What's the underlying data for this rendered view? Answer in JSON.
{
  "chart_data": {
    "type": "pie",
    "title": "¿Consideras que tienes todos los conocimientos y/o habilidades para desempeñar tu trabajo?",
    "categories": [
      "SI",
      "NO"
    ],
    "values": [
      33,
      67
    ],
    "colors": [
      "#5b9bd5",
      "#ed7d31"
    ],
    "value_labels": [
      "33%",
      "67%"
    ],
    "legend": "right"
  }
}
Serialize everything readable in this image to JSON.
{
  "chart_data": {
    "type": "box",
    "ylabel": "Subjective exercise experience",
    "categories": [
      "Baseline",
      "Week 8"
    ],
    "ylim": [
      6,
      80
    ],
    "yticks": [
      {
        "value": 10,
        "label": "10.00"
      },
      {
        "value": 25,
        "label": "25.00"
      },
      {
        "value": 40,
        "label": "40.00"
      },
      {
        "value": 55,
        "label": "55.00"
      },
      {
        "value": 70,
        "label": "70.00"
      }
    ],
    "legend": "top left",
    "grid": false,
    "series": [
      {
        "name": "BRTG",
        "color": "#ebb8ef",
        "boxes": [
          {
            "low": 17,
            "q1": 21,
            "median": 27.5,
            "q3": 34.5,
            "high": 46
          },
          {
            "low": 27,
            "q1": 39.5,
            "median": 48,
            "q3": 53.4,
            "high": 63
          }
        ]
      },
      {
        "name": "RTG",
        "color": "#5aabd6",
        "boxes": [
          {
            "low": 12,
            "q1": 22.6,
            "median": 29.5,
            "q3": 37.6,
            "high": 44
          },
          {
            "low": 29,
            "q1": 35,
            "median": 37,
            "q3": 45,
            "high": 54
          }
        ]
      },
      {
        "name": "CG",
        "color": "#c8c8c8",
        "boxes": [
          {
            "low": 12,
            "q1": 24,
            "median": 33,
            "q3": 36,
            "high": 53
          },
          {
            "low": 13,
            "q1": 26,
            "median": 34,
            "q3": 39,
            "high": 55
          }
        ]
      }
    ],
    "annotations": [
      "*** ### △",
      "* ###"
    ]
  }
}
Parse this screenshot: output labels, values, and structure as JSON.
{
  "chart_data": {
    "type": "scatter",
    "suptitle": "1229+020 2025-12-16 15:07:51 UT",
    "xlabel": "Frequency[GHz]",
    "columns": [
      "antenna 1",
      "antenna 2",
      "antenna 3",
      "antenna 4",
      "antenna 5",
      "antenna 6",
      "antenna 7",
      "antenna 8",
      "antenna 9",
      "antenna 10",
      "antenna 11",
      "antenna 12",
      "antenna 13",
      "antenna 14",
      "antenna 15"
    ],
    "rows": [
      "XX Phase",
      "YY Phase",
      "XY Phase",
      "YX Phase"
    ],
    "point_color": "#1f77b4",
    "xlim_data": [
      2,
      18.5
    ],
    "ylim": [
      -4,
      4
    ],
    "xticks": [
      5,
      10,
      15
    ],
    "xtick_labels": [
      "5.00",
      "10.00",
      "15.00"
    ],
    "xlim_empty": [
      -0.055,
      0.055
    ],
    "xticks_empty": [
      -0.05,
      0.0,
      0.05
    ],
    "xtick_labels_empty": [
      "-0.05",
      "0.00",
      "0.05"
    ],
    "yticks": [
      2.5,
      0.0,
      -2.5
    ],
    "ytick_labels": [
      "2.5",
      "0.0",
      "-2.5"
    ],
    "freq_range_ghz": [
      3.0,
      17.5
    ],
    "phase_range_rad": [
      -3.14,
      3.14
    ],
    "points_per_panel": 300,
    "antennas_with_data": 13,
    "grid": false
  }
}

**The request:**
List all lines above in which the string "JSON" appears.

**Correct result:**
What's the underlying data for this rendered view? Answer in JSON.
Serialize everything readable in this image to JSON.
Parse this screenshot: output labels, values, and structure as JSON.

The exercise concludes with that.